Given instruction: Take the entries below and reproduce them word for word.

Given information:

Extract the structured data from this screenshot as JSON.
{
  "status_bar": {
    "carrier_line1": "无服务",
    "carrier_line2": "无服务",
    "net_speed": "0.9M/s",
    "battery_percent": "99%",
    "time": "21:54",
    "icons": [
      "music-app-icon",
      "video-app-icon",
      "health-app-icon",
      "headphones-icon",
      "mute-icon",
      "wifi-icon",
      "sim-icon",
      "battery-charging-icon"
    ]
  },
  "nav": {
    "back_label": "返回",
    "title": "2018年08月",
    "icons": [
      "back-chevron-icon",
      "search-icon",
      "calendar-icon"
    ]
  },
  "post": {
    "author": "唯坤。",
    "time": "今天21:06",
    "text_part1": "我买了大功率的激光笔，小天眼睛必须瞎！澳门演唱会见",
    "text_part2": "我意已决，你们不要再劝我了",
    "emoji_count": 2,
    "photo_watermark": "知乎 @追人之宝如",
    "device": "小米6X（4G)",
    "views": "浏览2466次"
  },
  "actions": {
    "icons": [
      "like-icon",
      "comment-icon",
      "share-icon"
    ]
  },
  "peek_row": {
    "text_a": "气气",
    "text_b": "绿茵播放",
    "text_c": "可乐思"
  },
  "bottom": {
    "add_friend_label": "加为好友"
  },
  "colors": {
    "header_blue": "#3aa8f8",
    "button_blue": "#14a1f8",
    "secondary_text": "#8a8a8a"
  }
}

Response to this exercise:
Extract the structured data from this screenshot as JSON.
{
  "status_bar": {
    "carrier_line1": "无服务",
    "carrier_line2": "无服务",
    "net_speed": "0.9M/s",
    "battery_percent": "99%",
    "time": "21:54",
    "icons": [
      "music-app-icon",
      "video-app-icon",
      "health-app-icon",
      "headphones-icon",
      "mute-icon",
      "wifi-icon",
      "sim-icon",
      "battery-charging-icon"
    ]
  },
  "nav": {
    "back_label": "返回",
    "title": "2018年08月",
    "icons": [
      "back-chevron-icon",
      "search-icon",
      "calendar-icon"
    ]
  },
  "post": {
    "author": "唯坤。",
    "time": "今天21:06",
    "text_part1": "我买了大功率的激光笔，小天眼睛必须瞎！澳门演唱会见",
    "text_part2": "我意已决，你们不要再劝我了",
    "emoji_count": 2,
    "photo_watermark": "知乎 @追人之宝如",
    "device": "小米6X（4G)",
    "views": "浏览2466次"
  },
  "actions": {
    "icons": [
      "like-icon",
      "comment-icon",
      "share-icon"
    ]
  },
  "peek_row": {
    "text_a": "气气",
    "text_b": "绿茵播放",
    "text_c": "可乐思"
  },
  "bottom": {
    "add_friend_label": "加为好友"
  },
  "colors": {
    "header_blue": "#3aa8f8",
    "button_blue": "#14a1f8",
    "secondary_text": "#8a8a8a"
  }
}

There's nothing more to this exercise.